* EXERCISE GOAL
Your task is to reproduce the material exactly.

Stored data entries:
>>>

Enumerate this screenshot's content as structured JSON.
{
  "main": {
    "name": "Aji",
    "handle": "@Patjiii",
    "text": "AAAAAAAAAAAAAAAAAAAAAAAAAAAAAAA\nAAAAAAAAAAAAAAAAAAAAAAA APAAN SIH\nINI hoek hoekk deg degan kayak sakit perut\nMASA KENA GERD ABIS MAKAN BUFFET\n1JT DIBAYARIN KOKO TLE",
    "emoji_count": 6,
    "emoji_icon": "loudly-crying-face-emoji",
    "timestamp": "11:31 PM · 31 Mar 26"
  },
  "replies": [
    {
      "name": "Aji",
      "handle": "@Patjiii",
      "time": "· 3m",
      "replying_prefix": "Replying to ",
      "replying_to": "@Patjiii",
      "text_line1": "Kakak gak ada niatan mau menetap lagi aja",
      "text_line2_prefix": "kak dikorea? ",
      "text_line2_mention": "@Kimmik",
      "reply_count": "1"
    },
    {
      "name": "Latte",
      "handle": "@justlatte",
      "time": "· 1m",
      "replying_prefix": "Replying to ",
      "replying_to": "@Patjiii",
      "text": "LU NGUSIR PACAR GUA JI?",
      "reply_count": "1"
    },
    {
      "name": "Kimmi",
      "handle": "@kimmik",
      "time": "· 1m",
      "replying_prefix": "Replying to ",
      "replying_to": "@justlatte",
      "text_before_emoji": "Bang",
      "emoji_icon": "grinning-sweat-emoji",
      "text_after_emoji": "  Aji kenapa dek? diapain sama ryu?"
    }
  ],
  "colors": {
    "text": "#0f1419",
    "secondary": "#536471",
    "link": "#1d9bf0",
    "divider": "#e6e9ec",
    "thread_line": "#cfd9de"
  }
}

<<<

* REPLY
Enumerate this screenshot's content as structured JSON.
{
  "main": {
    "name": "Aji",
    "handle": "@Patjiii",
    "text": "AAAAAAAAAAAAAAAAAAAAAAAAAAAAAAA\nAAAAAAAAAAAAAAAAAAAAAAA APAAN SIH\nINI hoek hoekk deg degan kayak sakit perut\nMASA KENA GERD ABIS MAKAN BUFFET\n1JT DIBAYARIN KOKO TLE",
    "emoji_count": 6,
    "emoji_icon": "loudly-crying-face-emoji",
    "timestamp": "11:31 PM · 31 Mar 26"
  },
  "replies": [
    {
      "name": "Aji",
      "handle": "@Patjiii",
      "time": "· 3m",
      "replying_prefix": "Replying to ",
      "replying_to": "@Patjiii",
      "text_line1": "Kakak gak ada niatan mau menetap lagi aja",
      "text_line2_prefix": "kak dikorea? ",
      "text_line2_mention": "@Kimmik",
      "reply_count": "1"
    },
    {
      "name": "Latte",
      "handle": "@justlatte",
      "time": "· 1m",
      "replying_prefix": "Replying to ",
      "replying_to": "@Patjiii",
      "text": "LU NGUSIR PACAR GUA JI?",
      "reply_count": "1"
    },
    {
      "name": "Kimmi",
      "handle": "@kimmik",
      "time": "· 1m",
      "replying_prefix": "Replying to ",
      "replying_to": "@justlatte",
      "text_before_emoji": "Bang",
      "emoji_icon": "grinning-sweat-emoji",
      "text_after_emoji": "  Aji kenapa dek? diapain sama ryu?"
    }
  ],
  "colors": {
    "text": "#0f1419",
    "secondary": "#536471",
    "link": "#1d9bf0",
    "divider": "#e6e9ec",
    "thread_line": "#cfd9de"
  }
}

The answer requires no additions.